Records
>> begin
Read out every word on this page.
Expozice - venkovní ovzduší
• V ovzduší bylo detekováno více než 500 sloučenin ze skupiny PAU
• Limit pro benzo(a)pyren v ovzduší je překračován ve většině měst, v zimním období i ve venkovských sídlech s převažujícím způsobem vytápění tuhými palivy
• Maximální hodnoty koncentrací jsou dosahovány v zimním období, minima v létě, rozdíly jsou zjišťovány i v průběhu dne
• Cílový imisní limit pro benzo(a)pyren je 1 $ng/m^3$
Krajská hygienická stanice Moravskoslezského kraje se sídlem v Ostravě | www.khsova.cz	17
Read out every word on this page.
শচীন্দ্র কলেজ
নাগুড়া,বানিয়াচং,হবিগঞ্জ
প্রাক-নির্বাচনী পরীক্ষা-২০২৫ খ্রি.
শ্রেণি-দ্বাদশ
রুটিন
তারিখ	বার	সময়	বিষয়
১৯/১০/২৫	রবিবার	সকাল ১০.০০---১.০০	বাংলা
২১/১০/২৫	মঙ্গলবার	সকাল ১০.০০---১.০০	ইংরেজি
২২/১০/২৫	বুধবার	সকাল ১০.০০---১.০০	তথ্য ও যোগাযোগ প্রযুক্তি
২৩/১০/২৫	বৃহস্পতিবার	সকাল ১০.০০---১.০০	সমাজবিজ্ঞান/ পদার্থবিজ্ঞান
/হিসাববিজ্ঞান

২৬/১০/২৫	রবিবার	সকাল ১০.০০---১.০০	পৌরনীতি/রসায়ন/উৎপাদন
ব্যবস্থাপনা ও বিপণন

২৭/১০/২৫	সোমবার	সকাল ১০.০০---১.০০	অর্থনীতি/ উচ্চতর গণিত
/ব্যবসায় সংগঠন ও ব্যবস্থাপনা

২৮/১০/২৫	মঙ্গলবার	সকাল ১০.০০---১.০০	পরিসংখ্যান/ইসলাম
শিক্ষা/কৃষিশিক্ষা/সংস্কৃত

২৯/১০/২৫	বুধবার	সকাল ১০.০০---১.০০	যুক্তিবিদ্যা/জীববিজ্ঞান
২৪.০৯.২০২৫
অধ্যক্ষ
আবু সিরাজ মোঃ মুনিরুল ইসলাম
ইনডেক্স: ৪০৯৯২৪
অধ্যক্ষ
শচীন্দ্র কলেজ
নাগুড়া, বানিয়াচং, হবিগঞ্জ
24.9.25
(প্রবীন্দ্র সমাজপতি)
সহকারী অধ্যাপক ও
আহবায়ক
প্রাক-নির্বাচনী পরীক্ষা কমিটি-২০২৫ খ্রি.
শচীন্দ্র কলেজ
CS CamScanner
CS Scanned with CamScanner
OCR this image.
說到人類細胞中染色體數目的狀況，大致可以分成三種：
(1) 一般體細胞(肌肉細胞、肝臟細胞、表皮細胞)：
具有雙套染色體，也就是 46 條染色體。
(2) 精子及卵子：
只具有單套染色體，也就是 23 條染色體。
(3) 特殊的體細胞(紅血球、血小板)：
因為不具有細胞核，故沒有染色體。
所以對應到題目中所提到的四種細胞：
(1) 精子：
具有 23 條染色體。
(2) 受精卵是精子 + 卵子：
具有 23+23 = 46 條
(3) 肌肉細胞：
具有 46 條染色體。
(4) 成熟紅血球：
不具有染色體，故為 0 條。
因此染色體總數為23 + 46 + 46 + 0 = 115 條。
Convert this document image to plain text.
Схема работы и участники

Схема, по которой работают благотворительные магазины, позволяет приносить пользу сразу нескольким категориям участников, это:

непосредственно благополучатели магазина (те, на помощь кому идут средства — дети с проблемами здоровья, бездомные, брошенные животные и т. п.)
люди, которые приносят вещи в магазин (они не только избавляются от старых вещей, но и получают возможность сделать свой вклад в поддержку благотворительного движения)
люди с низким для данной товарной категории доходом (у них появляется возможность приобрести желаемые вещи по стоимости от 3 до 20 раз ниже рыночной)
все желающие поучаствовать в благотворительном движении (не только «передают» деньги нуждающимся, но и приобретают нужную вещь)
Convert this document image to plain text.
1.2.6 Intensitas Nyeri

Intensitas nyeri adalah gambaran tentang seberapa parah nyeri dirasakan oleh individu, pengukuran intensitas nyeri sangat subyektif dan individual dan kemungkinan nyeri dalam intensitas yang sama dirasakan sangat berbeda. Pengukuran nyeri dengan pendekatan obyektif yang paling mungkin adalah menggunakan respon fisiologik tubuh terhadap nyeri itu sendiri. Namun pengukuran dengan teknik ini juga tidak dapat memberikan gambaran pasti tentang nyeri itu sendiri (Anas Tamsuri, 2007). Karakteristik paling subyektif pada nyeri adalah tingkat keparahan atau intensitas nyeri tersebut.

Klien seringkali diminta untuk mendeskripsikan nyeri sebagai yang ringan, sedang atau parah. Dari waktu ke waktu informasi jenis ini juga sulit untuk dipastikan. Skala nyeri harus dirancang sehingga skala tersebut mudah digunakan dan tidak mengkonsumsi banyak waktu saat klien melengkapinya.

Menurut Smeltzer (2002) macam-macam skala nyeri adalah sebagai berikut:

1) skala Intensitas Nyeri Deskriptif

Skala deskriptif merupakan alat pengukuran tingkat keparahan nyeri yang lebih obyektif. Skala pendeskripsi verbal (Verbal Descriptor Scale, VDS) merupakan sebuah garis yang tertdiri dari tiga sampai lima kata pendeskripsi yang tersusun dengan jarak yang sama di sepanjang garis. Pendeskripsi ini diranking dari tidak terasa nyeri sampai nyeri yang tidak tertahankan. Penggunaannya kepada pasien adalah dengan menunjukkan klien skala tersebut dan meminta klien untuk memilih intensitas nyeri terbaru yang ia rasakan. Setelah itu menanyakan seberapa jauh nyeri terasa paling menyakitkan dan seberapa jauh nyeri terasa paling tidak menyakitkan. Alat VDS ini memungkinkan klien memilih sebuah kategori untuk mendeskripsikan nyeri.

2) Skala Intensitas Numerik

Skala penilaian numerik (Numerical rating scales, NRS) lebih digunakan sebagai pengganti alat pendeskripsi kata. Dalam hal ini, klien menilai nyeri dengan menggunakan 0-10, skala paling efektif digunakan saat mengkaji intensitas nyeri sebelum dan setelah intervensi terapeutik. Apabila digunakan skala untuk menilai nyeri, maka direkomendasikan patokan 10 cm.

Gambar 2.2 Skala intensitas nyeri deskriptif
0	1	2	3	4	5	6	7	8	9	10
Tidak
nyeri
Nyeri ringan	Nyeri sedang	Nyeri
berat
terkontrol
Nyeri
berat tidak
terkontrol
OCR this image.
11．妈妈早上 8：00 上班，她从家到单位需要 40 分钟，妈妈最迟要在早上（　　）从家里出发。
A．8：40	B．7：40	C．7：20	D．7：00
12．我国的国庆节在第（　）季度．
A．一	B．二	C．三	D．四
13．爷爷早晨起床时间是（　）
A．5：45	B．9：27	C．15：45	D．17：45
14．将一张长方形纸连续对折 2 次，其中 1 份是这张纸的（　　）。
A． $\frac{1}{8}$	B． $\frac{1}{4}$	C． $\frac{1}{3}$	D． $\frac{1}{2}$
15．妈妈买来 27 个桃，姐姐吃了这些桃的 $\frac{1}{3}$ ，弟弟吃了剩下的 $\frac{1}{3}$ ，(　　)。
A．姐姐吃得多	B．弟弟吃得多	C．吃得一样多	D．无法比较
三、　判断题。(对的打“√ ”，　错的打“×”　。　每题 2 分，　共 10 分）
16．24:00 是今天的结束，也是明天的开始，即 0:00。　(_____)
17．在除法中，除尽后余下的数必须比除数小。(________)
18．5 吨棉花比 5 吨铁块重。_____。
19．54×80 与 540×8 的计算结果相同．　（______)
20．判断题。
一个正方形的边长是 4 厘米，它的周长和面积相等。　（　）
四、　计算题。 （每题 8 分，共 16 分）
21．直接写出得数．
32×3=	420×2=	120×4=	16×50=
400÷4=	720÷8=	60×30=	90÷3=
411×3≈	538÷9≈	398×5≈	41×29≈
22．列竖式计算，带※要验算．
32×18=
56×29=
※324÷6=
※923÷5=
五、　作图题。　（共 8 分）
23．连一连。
>> end
Return each line among the entries that holds the word "frac".

A． $\frac{1}{8}$	B． $\frac{1}{4}$	C． $\frac{1}{3}$	D． $\frac{1}{2}$
15．妈妈买来 27 个桃，姐姐吃了这些桃的 $\frac{1}{3}$ ，弟弟吃了剩下的 $\frac{1}{3}$ ，(　　)。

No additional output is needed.